[Start Reading text]

[Q-e-developers] Potential Software Development

Kevin Schmidt kevohs at gmail.com
Mon Sep 22 19:31:56 CEST 2014


Hello.

I am a graduate researcher at the University of Nevada, Reno, working on a
Master's Thesis in Chemical Engineering.  The focus of my project is
developing pair-potentials from DFT calculations for use in Molecular
Dynamics simulations.  We are currently working on the Lanthanum Hexaboride
system, simulating various geometries to extract relevant energetic data
related to positional variances of the respective atoms within an infinite
lattice.  I am writing to you because I have developed a significant amount
of software for this purpose, automating all aspects (aside from lattice
geometry input into QE) with bash and python scripts and am currently
placing these into a software package in a similar respect to how QE has
been developed (specific sub-programs called to produce input data to other
programs).  I was curious whether this may be of use to your package or
possibly as an added feature.

To give some more information, the pair-potential development takes a few
steps to extract out the full set of homo-atomic and hetero-atomic
interactions required to describe a system.  As a first step, we calculate
DFT energy of mono-atomic systems for "simple" lattices (BCC, FCC, DHCP,
HCP) and invert these using the Chen-Mobius lattice inversion method to
produce pair-potentials for these (assumed) electrically neutral systems
(the generation of all required input files aside from QE data is
automated).  A least-squares method is then utilized to parameterize the
inverted data to one of the non-bonded potentials used in the MD software.
The parameters for this non-bonded potential are then optimized using a
Monte-Carlo/Simulated Annealing process by reducing the noise between the
full lattice energy (energy vs lattice constant) and that reproduced by the
pair-potential (summing over all interactions for the lattice up until a
specified radial cutoff value).

When the mono-atomic potentials have been relaxed and are able to
sufficiently recreate the full QE energy for their respective systems, the
hetero-atomic potentials are then focused on.  Homo-atomic interactions are
subtracted from the total lattice energy of the hetero-atomic system, with
the assumption that

E_(total) = E_(homo) + E_(hetero) + E_(electrostatics)

[End Reading text]

• Objectives:
1 > Answer these questions about the message on pair-potential development:
(a) At which university is the writer a graduate researcher?
(b) Which lattice inversion method is applied to the mono-atomic systems?
(c) What process optimizes the parameters of the non-bonded potential?
2 > Resume the message on pair-potential development, continuing it from its last line.

[Start Data provided]

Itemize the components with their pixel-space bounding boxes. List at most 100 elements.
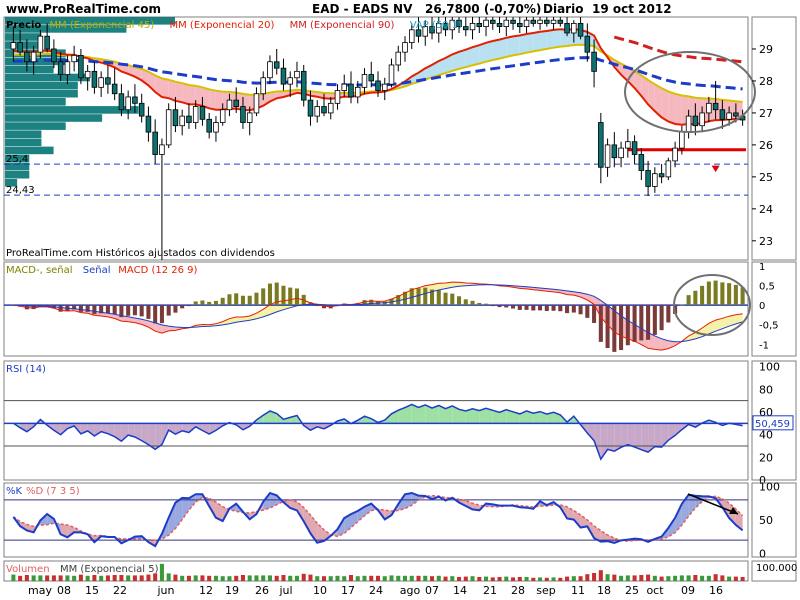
macd-fill	[587, 294, 595, 305]
candle	[550, 19, 557, 24]
ema-band	[459, 49, 466, 69]
candle	[422, 26, 429, 37]
candle	[415, 29, 422, 37]
x-tick-label: 24	[369, 584, 383, 597]
rsi-fill	[87, 423, 95, 436]
volume-bar	[511, 577, 516, 581]
ema-band	[202, 87, 210, 109]
macd-histogram-bar	[105, 305, 110, 314]
volume-panel[interactable]: Volumen MM (Exponencial 5) 100.000	[3, 560, 797, 582]
site-label[interactable]: www.ProRealTime.com	[6, 2, 161, 16]
macd-fill	[438, 282, 446, 291]
macd-histogram-bar	[159, 305, 164, 324]
volume-bar	[504, 576, 509, 581]
macd-fill	[256, 309, 264, 319]
candle	[321, 106, 327, 114]
volume-bar	[200, 575, 205, 581]
macd-fill	[128, 316, 135, 323]
macd-histogram-bar	[720, 282, 725, 306]
macd-histogram-bar	[517, 305, 522, 310]
ema-band	[499, 37, 507, 59]
price-y-tick-label: 26	[759, 139, 773, 152]
rsi-fill	[168, 423, 176, 435]
volume-bar	[375, 575, 381, 581]
volume-bar	[531, 577, 536, 581]
rsi-fill	[398, 407, 406, 424]
volume-bar	[402, 575, 408, 581]
rsi-fill	[94, 423, 102, 436]
x-tick-label: 14	[453, 584, 467, 597]
rsi-fill	[53, 423, 61, 435]
volume-bar	[450, 576, 455, 581]
macd-histogram-bar	[470, 300, 475, 306]
macd-histogram-bar	[396, 295, 401, 306]
volume-bar	[524, 577, 529, 581]
x-tick-label: ago	[400, 584, 421, 597]
macd-y-tick-label: 0	[759, 301, 765, 312]
rsi-fill	[418, 404, 426, 424]
candle	[517, 22, 523, 27]
support-label: 24,43	[6, 185, 35, 196]
macd-histogram-bar	[45, 305, 50, 307]
stochastic-fill	[67, 524, 75, 538]
macd-histogram-bar	[234, 293, 239, 306]
price-label: 26,7800 (-0,70%)	[425, 2, 541, 16]
candle	[213, 122, 219, 133]
price-panel[interactable]: 25,4 24,43 29 28 27 26 25 24 23 Precio MM (Exponen…	[3, 16, 797, 261]
volume-bar	[470, 576, 475, 581]
price-y-tick-label: 29	[759, 43, 773, 56]
candle	[294, 70, 300, 79]
stochastic-fill	[405, 492, 412, 509]
macd-histogram-bar	[598, 305, 603, 342]
vap-bar	[5, 114, 103, 122]
rsi-fill	[641, 423, 649, 453]
candle	[64, 61, 71, 75]
candle	[98, 77, 104, 88]
macd-histogram-bar	[531, 305, 536, 311]
macd-histogram-bar	[274, 282, 279, 306]
candle	[240, 106, 246, 123]
macd-histogram-bar	[423, 287, 428, 306]
rsi-fill	[114, 423, 122, 442]
macd-histogram-bar	[558, 305, 563, 312]
macd-histogram-bar	[200, 300, 205, 306]
volume-bar	[247, 575, 252, 581]
rsi-y-tick-label: 40	[759, 429, 773, 442]
candle	[395, 51, 402, 66]
rsi-fill	[425, 404, 433, 424]
vap-bar	[5, 25, 127, 33]
stochastic-fill	[668, 517, 676, 537]
macd-histogram-bar	[727, 283, 732, 306]
rsi-fill	[438, 405, 446, 424]
volume-bar	[321, 576, 327, 581]
ema-band	[506, 36, 514, 57]
candle	[490, 19, 496, 24]
volume-bar	[180, 575, 185, 581]
candle	[496, 22, 503, 27]
stochastic-panel[interactable]: 100 50 0 %K %D (7 3 5)	[3, 480, 797, 561]
macd-histogram-bar	[666, 305, 671, 323]
candle	[645, 170, 651, 187]
ema-90-projection-line	[613, 35, 743, 64]
volume-bar	[186, 575, 191, 581]
macd-histogram-bar	[625, 305, 630, 346]
macd-fill	[236, 316, 243, 323]
volume-bar	[652, 575, 657, 581]
macd-fill	[242, 315, 250, 322]
macd-histogram-bar	[639, 305, 644, 341]
rsi-fill	[546, 412, 554, 424]
vap-bar	[5, 81, 78, 90]
stochastic-fill	[215, 502, 223, 522]
macd-histogram-bar	[551, 305, 556, 311]
volume-bar	[720, 575, 725, 581]
stochastic-fill	[263, 493, 270, 511]
macd-histogram-bar	[524, 305, 529, 310]
ema-band	[182, 83, 189, 105]
macd-panel[interactable]: 1 0,5 0 -0,5 -1 MACD-, señal Señal MACD (12 26 …	[3, 261, 797, 357]
price-legend-entry: MM (Exponencial 90)	[290, 20, 395, 31]
macd-y-tick-label: -1	[759, 340, 769, 351]
volume-bar	[490, 577, 495, 581]
macd-histogram-bar	[652, 305, 657, 335]
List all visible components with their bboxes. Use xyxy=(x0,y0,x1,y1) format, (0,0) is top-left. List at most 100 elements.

[End Data provided]

• Results for each task:
1 >
(a) The University of Nevada, Reno.
(b) The Chen-Mobius lattice inversion method.
(c) A Monte-Carlo/Simulated Annealing process.

2 >
giving us E_(hetero) + E_(electrostatics) after subtraction.  The
electrostatics are currently dealt with by subtracting out the
electrostatic energy which is given by the MD software (currently, we are
using DL_POLY, so this would be the SPME method).  This assumption was made
due to the implementation of point charges in most MD packages.  Since it
is our goal to reproduce the QE energy of the system throughout temporal
and spatial variances, this somewhat forces the electrostatics to give the
"correct" DFT energy of the system.  It would not be a difficult task to
implement some other charge-carrying specification, such as the spring
methods or other derived charges (Bader,AIM,etc.).

The hetero-atomic interaction energy is then given as a function of the
lattice constant, and this can be inverted and subsequently relaxed to give
parameter values which reproduce DFT generated data.  A further annealing
process is then performed on all parameters to relax the values of these
parameters (typically only 9 are required for a system with 2 atom types)
so that the lattice energy can be best reproduced to within a certain
threshold.

I understand that there are some significant approximations made, but owing
to the fact that many systems do not have well-suited pair-potentials, it
could be a first-step toward better implementations of this method.  Let me
know if you are interested or have any suggestions for improvements which
could be made to create a software package which would be of use to the QE
community.  I owe a great deal of gratitude for the open software which the
QE community has provided and would like to contribute any way I can.
Thanks, and I look forward to hearing from you.

-- 
Kevin Schmidt
*Chemical Engineering Department*
*University of Nevada, Reno*
-------------- next part --------------
An HTML attachment was scrubbed...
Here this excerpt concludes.